§ **TASK TO CARRY OUT**
Collect the lines of the entries where "UEFI" shows up.

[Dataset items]
'''

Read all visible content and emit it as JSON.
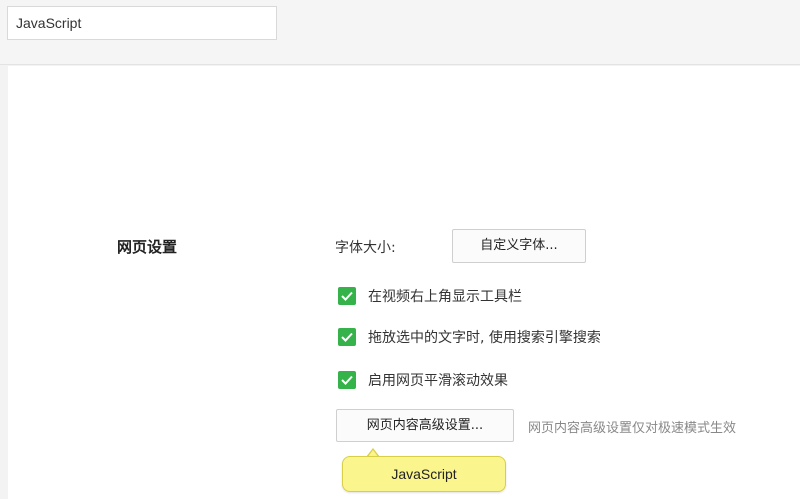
{
  "search": {
    "value": "JavaScript"
  },
  "settings": {
    "section_title": "网页设置",
    "font_size_label": "字体大小:",
    "custom_font_button": "自定义字体...",
    "checkboxes": [
      {
        "label": "在视频右上角显示工具栏",
        "checked": true
      },
      {
        "label": "拖放选中的文字时, 使用搜索引擎搜索",
        "checked": true
      },
      {
        "label": "启用网页平滑滚动效果",
        "checked": true
      }
    ],
    "advanced_button": "网页内容高级设置...",
    "advanced_hint": "网页内容高级设置仅对极速模式生效"
  },
  "tooltip": {
    "text": "JavaScript"
  },
  "colors": {
    "check_green": "#35b24a",
    "tooltip_yellow": "#fbf58e"
  }
}
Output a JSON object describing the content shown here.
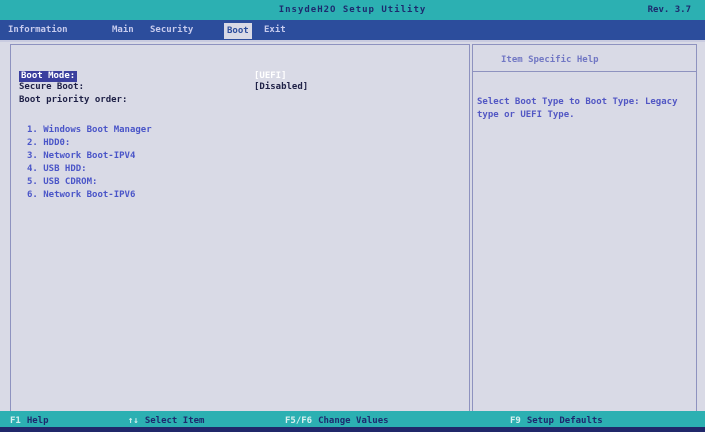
{
  "header": {
    "title": "InsydeH2O Setup Utility",
    "revision": "Rev. 3.7"
  },
  "menu": [
    {
      "label": "Information"
    },
    {
      "label": "Main"
    },
    {
      "label": "Security"
    },
    {
      "label": "Boot",
      "active": true
    },
    {
      "label": "Exit"
    }
  ],
  "settings": {
    "boot_mode": {
      "label": "Boot Mode:",
      "value": "[UEFI]"
    },
    "secure_boot": {
      "label": "Secure Boot:",
      "value": "[Disabled]"
    },
    "priority_heading": "Boot priority order:"
  },
  "boot_order": [
    "1.  Windows Boot Manager",
    "2.  HDD0:",
    "3.  Network Boot-IPV4",
    "4.  USB HDD:",
    "5.  USB CDROM:",
    "6.  Network Boot-IPV6"
  ],
  "help": {
    "title": "Item Specific Help",
    "text": "Select Boot Type to Boot Type: Legacy type or UEFI Type."
  },
  "footer": {
    "help": {
      "key": "F1",
      "label": "Help"
    },
    "select": {
      "key": "↑↓",
      "label": "Select Item"
    },
    "change": {
      "key": "F5/F6",
      "label": "Change Values"
    },
    "defaults": {
      "key": "F9",
      "label": "Setup Defaults"
    }
  },
  "colors": {
    "title_bar": "#2cb0b2",
    "menu_bar": "#2c4d9c",
    "body": "#d9dae6",
    "highlight_text": "#4a55c8"
  }
}
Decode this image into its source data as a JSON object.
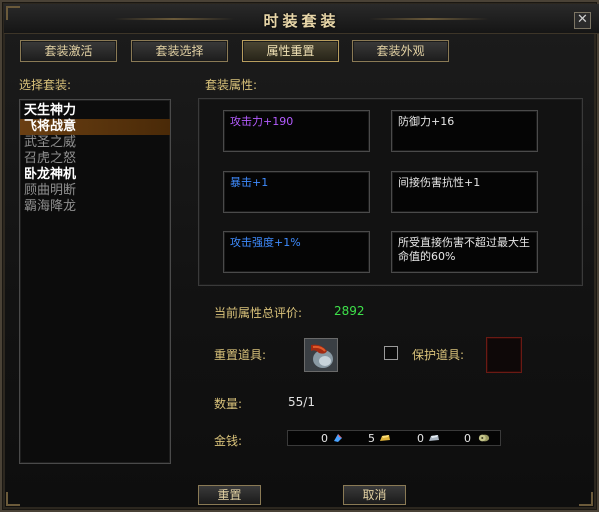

'''

§ **RESPONSE**
      "value": "[UEFI]"
    "text": "Select Boot Type to Boot Type: Legacy type or UEFI Type."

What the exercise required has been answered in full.